- Short task -
Express the data from the line with "I need the location" to the line with "managers-hours-text: Managers spend" as a JSON list of strings, one string per line and no blank lines, leaving out the pictures.

- Items -
((

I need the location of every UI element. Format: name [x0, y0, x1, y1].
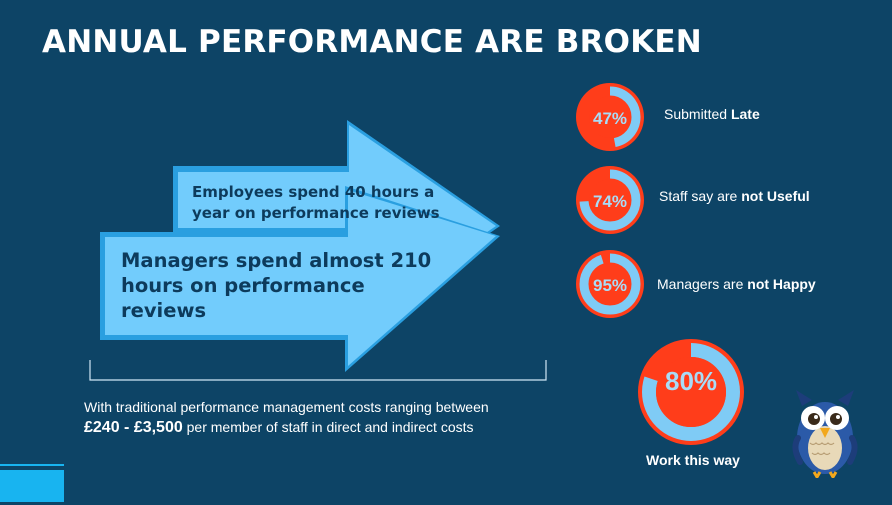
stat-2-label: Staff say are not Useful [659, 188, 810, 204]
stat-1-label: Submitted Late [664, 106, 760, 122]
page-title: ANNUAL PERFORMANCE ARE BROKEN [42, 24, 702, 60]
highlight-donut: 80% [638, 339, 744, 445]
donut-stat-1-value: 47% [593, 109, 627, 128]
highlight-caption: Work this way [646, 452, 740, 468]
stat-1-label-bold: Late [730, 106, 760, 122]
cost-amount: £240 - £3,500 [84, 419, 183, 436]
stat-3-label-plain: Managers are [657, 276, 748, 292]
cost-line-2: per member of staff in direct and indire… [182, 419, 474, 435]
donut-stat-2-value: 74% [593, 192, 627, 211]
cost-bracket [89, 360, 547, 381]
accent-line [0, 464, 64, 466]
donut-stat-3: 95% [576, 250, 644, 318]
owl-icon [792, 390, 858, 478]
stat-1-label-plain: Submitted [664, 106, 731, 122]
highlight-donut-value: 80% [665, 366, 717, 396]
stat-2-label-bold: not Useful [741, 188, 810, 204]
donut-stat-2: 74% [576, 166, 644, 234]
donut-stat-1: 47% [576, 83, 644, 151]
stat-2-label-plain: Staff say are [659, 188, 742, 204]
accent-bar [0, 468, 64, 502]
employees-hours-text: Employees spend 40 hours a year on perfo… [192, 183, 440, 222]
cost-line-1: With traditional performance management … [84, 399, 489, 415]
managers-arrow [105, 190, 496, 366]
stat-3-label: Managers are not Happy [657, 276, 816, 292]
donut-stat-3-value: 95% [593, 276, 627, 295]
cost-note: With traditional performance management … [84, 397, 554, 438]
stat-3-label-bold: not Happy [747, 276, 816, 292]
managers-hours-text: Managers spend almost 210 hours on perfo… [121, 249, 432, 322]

))
((

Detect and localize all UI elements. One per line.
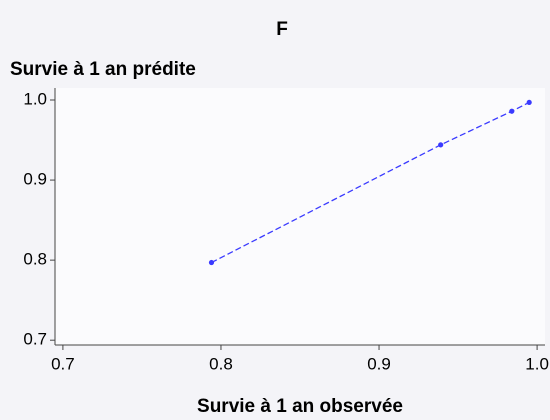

))

- Worked solution -
[
  "I need the location of every UI element. Format: name [x0, y0, x1, y1].",
  "stat-2-label: Staff say are not Useful [659, 188, 810, 204]",
  "stat-1-label: Submitted Late [664, 106, 760, 122]",
  "page-title: ANNUAL PERFORMANCE ARE BROKEN [42, 24, 702, 60]",
  "highlight-donut: 80% [638, 339, 744, 445]",
  "donut-stat-1-value: 47% [593, 109, 627, 128]",
  "highlight-caption: Work this way [646, 452, 740, 468]",
  "stat-1-label-bold: Late [730, 106, 760, 122]",
  "cost-amount: £240 - £3,500 [84, 419, 183, 436]",
  "stat-3-label-plain: Managers are [657, 276, 748, 292]",
  "cost-line-2: per member of staff in direct and indire… [182, 419, 474, 435]",
  "donut-stat-2-value: 74% [593, 192, 627, 211]",
  "cost-bracket [89, 360, 547, 381]",
  "accent-line [0, 464, 64, 466]",
  "donut-stat-3: 95% [576, 250, 644, 318]",
  "owl-icon [792, 390, 858, 478]",
  "stat-1-label-plain: Submitted [664, 106, 731, 122]",
  "highlight-donut-value: 80% [665, 366, 717, 396]",
  "stat-2-label-bold: not Useful [741, 188, 810, 204]",
  "donut-stat-2: 74% [576, 166, 644, 234]",
  "donut-stat-1: 47% [576, 83, 644, 151]",
  "stat-2-label-plain: Staff say are [659, 188, 742, 204]",
  "accent-bar [0, 468, 64, 502]",
  "employees-hours-text: Employees spend 40 hours a year on perfo… [192, 183, 440, 222]",
  "cost-line-1: With traditional performance management … [84, 399, 489, 415]",
  "managers-arrow [105, 190, 496, 366]",
  "stat-3-label: Managers are not Happy [657, 276, 816, 292]",
  "donut-stat-3-value: 95% [593, 276, 627, 295]",
  "cost-note: With traditional performance management … [84, 397, 554, 438]",
  "stat-3-label-bold: not Happy [747, 276, 816, 292]",
  "managers-hours-text: Managers spend almost 210 hours on perfo… [121, 249, 432, 322]"
]